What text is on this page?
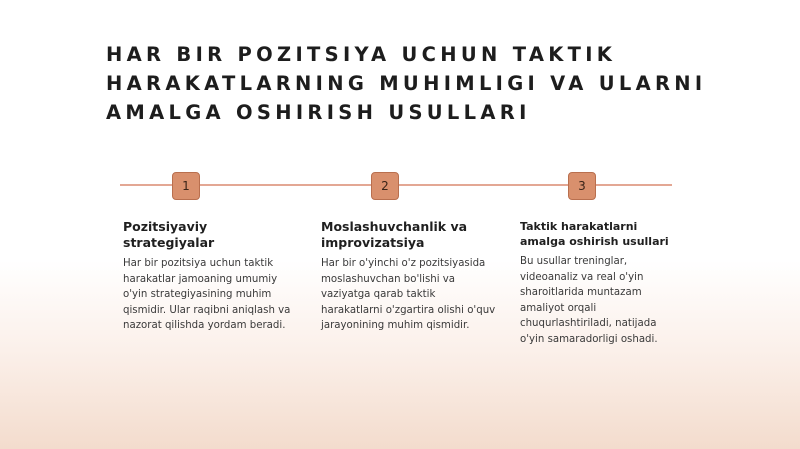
HAR BIR POZITSIYA UCHUN TAKTIK HARAKATLARNING MUHIMLIGI VA ULARNI AMALGA OSHIRISH USULLARI
1	2	3

Pozitsiyaviy strategiyalar

Har bir pozitsiya uchun taktik harakatlar jamoaning umumiy o'yin strategiyasining muhim qismidir. Ular raqibni aniqlash va nazorat qilishda yordam beradi.

Moslashuvchanlik va improvizatsiya

Har bir o'yinchi o'z pozitsiyasida moslashuvchan bo'lishi va vaziyatga qarab taktik harakatlarni o'zgartira olishi o'quv jarayonining muhim qismidir.

Taktik harakatlarni amalga oshirish usullari

Bu usullar treninglar, videoanaliz va real o'yin sharoitlarida muntazam amaliyot orqali chuqurlashtiriladi, natijada o'yin samaradorligi oshadi.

● YOUR OBJECTIVE
The answer is one number: how many lines of the material above contain "qismidir".

● EXERCISE RESPONSE
2